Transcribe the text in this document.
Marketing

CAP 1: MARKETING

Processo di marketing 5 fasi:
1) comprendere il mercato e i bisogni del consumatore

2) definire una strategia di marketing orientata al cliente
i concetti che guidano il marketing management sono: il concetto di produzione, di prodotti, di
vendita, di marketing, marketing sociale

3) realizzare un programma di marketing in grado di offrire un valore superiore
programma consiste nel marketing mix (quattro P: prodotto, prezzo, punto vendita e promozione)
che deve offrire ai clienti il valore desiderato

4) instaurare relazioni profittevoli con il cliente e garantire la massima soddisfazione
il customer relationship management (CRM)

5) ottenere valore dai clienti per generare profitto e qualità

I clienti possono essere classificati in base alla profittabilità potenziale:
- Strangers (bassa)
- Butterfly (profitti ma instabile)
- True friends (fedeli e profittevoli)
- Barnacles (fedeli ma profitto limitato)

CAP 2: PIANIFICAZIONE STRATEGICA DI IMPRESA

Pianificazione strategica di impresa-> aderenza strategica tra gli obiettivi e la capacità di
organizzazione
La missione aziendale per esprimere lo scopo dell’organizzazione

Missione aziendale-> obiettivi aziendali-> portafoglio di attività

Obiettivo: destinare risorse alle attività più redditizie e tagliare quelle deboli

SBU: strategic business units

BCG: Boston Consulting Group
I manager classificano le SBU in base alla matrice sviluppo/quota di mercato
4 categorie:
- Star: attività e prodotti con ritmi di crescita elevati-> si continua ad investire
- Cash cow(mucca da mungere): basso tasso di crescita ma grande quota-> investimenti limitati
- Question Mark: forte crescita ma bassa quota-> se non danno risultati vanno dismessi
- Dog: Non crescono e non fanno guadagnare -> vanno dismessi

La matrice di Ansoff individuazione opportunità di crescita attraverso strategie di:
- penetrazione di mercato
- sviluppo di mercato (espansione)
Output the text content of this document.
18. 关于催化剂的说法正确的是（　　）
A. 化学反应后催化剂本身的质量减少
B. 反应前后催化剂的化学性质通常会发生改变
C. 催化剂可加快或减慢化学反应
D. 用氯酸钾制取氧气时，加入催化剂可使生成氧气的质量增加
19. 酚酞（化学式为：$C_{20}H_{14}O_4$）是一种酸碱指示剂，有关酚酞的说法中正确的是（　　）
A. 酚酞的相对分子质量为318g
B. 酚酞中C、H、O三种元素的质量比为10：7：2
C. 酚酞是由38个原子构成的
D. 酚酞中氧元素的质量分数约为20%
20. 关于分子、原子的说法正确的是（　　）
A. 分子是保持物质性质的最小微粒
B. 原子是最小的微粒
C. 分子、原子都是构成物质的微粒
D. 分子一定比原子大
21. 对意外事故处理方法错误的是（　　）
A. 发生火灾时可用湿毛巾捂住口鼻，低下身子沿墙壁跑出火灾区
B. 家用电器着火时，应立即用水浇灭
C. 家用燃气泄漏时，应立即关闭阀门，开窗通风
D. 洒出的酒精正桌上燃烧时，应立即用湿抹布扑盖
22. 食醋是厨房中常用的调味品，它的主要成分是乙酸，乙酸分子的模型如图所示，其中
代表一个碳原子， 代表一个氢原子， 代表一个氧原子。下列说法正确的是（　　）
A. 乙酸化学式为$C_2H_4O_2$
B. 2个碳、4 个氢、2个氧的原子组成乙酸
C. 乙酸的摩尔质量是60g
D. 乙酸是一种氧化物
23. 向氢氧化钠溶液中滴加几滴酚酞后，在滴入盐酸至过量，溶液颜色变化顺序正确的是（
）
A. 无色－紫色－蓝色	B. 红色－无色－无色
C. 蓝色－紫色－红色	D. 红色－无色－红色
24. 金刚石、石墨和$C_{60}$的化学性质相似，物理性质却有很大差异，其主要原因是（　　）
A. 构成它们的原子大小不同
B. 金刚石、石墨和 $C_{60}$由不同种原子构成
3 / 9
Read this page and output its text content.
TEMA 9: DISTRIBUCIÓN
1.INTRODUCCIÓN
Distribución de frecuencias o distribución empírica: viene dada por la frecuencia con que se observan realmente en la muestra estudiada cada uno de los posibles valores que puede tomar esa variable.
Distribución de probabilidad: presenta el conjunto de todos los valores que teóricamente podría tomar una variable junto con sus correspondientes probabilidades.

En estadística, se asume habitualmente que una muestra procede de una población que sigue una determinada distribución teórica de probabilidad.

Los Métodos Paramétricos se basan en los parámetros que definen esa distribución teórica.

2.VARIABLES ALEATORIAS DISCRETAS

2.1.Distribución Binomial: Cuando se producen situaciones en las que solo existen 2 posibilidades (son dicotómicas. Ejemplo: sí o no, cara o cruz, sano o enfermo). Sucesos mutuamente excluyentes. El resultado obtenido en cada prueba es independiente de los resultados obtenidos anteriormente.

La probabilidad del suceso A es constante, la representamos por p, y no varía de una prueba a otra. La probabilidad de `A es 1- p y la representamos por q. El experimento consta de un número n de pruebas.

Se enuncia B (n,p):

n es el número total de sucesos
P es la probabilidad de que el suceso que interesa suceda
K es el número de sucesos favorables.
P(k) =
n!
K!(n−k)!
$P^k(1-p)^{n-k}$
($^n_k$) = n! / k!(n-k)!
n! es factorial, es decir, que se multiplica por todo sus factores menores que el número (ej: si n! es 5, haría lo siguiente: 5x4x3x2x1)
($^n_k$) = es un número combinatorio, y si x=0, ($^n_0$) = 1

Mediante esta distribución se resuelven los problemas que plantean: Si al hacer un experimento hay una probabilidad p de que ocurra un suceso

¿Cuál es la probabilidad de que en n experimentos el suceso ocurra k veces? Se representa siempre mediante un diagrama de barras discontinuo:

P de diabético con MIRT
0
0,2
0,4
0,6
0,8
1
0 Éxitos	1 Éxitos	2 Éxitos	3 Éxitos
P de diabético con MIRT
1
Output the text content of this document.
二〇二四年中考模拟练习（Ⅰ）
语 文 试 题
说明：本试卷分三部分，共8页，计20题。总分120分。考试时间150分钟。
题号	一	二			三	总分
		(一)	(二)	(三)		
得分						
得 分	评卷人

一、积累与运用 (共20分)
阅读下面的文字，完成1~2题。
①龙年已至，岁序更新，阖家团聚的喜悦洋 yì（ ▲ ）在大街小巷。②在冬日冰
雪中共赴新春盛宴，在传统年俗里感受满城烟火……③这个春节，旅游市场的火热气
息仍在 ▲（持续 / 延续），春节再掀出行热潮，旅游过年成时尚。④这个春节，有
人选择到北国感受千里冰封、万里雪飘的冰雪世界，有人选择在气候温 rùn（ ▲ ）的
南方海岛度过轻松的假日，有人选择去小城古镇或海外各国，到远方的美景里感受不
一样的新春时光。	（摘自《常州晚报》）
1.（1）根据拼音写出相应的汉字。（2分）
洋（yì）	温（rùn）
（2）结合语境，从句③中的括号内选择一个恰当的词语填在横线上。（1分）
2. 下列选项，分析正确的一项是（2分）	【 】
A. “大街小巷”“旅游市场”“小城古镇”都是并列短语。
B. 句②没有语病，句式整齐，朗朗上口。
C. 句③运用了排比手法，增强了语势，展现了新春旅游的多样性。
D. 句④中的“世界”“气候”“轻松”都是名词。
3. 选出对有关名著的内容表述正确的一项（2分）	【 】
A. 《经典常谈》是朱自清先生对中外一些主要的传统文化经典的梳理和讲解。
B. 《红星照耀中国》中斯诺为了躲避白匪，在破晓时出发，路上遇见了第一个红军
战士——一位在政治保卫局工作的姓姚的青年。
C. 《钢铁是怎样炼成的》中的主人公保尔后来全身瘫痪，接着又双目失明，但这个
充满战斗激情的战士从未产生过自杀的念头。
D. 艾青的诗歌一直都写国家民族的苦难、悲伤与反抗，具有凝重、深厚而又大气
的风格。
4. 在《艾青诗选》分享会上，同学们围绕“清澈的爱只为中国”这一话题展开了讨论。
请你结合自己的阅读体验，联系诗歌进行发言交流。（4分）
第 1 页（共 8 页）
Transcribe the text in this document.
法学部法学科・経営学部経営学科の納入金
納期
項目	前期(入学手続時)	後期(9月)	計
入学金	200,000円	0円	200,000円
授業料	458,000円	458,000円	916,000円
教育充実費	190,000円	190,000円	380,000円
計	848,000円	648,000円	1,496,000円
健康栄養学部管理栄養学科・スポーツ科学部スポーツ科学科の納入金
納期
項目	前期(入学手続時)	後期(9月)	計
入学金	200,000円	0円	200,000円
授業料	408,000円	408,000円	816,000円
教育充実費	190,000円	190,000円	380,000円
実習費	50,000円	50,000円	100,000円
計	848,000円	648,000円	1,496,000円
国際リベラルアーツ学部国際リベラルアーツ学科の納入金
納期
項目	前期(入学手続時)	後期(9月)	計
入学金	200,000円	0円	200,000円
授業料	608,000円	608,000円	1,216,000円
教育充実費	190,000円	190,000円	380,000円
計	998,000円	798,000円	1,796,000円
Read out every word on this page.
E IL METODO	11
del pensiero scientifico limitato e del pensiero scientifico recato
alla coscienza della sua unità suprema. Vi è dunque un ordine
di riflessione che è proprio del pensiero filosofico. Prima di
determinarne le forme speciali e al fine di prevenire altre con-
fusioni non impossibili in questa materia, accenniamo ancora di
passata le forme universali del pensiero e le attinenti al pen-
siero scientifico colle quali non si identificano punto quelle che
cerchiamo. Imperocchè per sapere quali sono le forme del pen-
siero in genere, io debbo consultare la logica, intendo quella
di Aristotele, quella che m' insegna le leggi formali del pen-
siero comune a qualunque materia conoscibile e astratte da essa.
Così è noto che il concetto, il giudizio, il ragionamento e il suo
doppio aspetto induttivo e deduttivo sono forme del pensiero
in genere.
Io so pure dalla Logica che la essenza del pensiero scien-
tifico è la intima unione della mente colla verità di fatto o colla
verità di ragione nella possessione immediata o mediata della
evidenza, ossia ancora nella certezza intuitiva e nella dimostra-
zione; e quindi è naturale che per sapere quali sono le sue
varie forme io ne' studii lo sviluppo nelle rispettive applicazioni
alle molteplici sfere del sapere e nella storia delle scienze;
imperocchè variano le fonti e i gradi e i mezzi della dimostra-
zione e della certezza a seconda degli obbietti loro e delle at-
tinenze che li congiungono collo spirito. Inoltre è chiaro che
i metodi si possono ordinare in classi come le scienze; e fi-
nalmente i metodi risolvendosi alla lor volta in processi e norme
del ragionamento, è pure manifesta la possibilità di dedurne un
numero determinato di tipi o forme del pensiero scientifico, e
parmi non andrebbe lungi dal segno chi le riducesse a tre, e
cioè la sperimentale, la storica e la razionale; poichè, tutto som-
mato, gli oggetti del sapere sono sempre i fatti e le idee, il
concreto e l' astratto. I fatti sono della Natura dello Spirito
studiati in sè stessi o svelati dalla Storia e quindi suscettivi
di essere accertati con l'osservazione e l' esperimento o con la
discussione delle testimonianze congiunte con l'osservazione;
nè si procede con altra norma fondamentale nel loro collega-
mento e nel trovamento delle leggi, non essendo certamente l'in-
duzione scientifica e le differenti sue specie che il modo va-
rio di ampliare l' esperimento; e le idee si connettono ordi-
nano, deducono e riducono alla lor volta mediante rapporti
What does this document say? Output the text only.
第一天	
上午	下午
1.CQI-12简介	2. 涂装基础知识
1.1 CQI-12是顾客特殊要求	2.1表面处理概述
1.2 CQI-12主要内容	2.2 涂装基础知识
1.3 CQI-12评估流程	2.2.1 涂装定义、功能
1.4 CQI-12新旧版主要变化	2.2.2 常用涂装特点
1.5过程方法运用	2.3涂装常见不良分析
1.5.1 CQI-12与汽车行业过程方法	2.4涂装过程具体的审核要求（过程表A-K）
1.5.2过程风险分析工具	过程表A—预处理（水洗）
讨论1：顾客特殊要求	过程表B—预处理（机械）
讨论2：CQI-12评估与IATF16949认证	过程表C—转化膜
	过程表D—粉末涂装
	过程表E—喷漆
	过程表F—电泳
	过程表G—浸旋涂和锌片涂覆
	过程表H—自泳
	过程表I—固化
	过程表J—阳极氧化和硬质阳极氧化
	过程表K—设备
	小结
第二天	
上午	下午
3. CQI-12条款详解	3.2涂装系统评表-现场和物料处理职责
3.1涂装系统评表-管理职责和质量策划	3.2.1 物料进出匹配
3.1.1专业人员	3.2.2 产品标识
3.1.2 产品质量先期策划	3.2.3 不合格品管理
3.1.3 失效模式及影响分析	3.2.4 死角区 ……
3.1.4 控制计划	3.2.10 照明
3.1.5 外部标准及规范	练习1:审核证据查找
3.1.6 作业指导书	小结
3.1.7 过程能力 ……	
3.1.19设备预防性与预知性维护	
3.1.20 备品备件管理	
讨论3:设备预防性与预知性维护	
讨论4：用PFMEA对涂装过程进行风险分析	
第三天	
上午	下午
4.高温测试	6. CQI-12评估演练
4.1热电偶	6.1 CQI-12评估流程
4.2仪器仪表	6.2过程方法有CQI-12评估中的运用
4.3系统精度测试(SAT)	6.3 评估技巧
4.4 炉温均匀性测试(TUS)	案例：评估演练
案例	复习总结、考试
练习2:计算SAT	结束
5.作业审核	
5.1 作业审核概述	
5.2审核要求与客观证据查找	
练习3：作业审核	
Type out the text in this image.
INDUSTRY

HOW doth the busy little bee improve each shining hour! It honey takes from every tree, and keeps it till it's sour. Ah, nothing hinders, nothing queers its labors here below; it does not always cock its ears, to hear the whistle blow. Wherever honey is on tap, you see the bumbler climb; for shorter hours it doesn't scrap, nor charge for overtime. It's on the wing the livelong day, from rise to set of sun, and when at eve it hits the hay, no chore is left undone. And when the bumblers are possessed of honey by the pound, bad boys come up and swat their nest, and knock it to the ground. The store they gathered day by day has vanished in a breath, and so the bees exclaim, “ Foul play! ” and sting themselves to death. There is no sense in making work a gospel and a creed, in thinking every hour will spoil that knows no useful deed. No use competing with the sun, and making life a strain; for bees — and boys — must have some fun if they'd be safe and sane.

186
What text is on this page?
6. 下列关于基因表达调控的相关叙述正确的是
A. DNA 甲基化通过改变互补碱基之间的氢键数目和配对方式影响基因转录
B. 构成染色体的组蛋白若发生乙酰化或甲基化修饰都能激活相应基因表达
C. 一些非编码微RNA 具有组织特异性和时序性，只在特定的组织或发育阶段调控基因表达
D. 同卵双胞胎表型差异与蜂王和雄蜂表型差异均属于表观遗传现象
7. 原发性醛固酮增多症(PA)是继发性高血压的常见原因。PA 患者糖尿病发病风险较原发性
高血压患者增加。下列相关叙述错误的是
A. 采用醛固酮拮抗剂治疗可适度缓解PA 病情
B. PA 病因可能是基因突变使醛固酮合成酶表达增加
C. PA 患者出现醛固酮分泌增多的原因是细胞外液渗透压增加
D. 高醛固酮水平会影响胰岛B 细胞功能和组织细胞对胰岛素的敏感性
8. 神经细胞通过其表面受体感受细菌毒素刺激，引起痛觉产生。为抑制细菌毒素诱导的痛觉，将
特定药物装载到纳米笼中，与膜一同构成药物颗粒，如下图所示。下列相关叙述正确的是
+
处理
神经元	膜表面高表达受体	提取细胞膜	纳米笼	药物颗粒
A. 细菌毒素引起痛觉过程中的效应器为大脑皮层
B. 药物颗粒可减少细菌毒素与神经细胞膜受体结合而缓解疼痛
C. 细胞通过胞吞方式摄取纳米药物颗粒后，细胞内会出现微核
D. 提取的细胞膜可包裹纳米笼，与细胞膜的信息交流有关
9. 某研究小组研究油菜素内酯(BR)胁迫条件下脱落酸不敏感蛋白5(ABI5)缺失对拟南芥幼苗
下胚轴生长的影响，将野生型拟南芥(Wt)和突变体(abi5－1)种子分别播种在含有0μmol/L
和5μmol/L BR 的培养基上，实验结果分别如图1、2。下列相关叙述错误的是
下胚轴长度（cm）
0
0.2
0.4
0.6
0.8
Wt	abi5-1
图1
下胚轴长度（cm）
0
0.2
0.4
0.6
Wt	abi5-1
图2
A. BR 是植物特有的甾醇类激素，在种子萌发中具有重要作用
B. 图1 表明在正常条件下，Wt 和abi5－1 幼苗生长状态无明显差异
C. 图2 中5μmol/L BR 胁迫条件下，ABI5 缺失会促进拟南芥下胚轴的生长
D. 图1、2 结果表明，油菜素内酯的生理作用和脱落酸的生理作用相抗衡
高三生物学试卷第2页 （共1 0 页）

--- YOUR GOAL ---
Say how many lines above hold the word "What", giving only the count.

--- EXERCISE RESULT ---
2